- **What the exercise asks**: Without the pictures, set down the records below word for word.

- **Material for the task**:
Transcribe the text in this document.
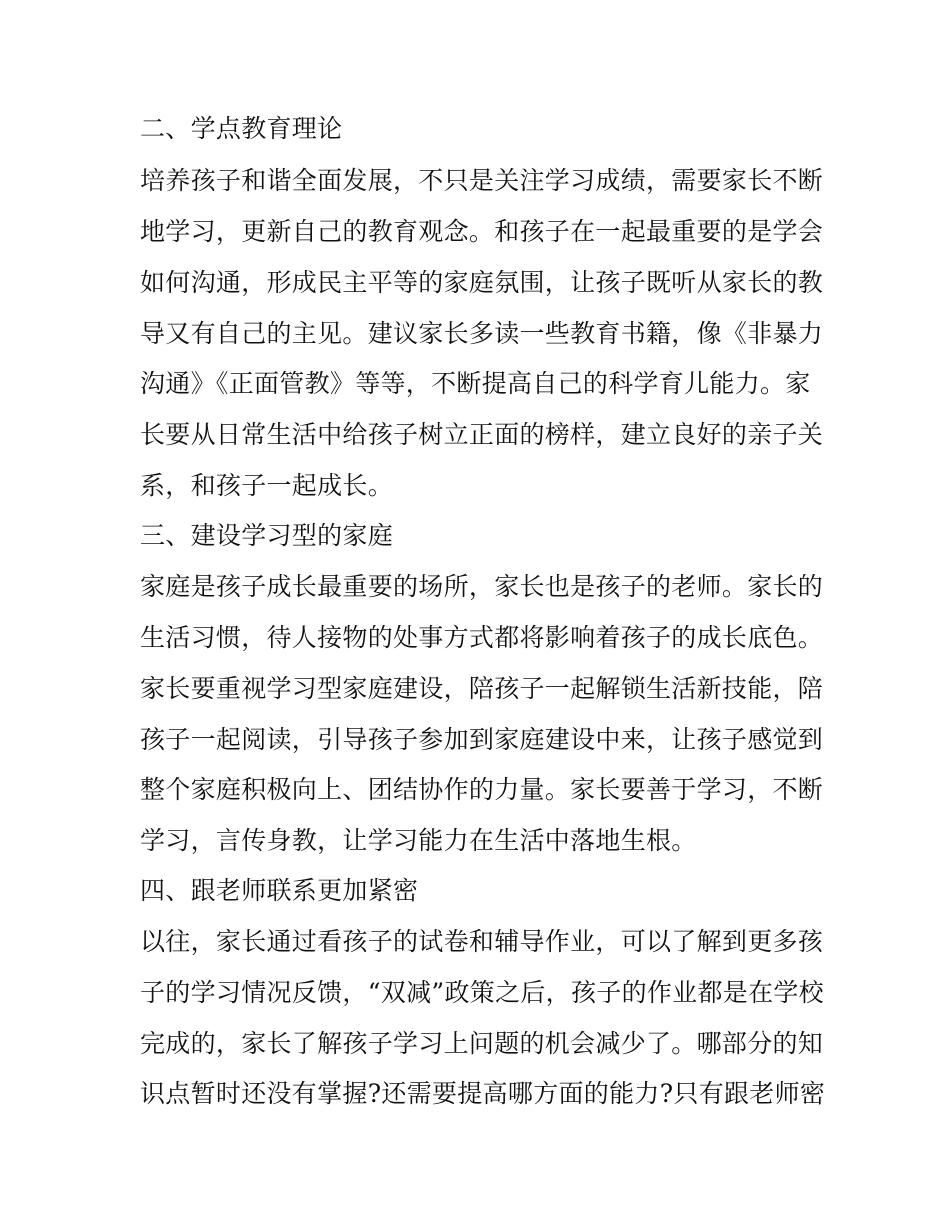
二、学点教育理论

培养孩子和谐全面发展，不只是关注学习成绩，需要家长不断

地学习，更新自己的教育观念。和孩子在一起最重要的是学会

如何沟通，形成民主平等的家庭氛围，让孩子既听从家长的教

导又有自己的主见。建议家长多读一些教育书籍，像《非暴力

沟通》《正面管教》等等，不断提高自己的科学育儿能力。家

长要从日常生活中给孩子树立正面的榜样，建立良好的亲子关

系，和孩子一起成长。

三、建设学习型的家庭

家庭是孩子成长最重要的场所，家长也是孩子的老师。家长的

生活习惯，待人接物的处事方式都将影响着孩子的成长底色。

家长要重视学习型家庭建设，陪孩子一起解锁生活新技能，陪

孩子一起阅读，引导孩子参加到家庭建设中来，让孩子感觉到

整个家庭积极向上、团结协作的力量。家长要善于学习，不断

学习，言传身教，让学习能力在生活中落地生根。

四、跟老师联系更加紧密

以往，家长通过看孩子的试卷和辅导作业，可以了解到更多孩

子的学习情况反馈，“双减”政策之后，孩子的作业都是在学校

完成的，家长了解孩子学习上问题的机会减少了。哪部分的知

识点暂时还没有掌握?还需要提高哪方面的能力?只有跟老师密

- **Task answer**:
Transcribe the text in this document.
二、学点教育理论

培养孩子和谐全面发展，不只是关注学习成绩，需要家长不断

地学习，更新自己的教育观念。和孩子在一起最重要的是学会

如何沟通，形成民主平等的家庭氛围，让孩子既听从家长的教

导又有自己的主见。建议家长多读一些教育书籍，像《非暴力

沟通》《正面管教》等等，不断提高自己的科学育儿能力。家

长要从日常生活中给孩子树立正面的榜样，建立良好的亲子关

系，和孩子一起成长。

三、建设学习型的家庭

家庭是孩子成长最重要的场所，家长也是孩子的老师。家长的

生活习惯，待人接物的处事方式都将影响着孩子的成长底色。

家长要重视学习型家庭建设，陪孩子一起解锁生活新技能，陪

孩子一起阅读，引导孩子参加到家庭建设中来，让孩子感觉到

整个家庭积极向上、团结协作的力量。家长要善于学习，不断

学习，言传身教，让学习能力在生活中落地生根。

四、跟老师联系更加紧密

以往，家长通过看孩子的试卷和辅导作业，可以了解到更多孩

子的学习情况反馈，“双减”政策之后，孩子的作业都是在学校

完成的，家长了解孩子学习上问题的机会减少了。哪部分的知

识点暂时还没有掌握?还需要提高哪方面的能力?只有跟老师密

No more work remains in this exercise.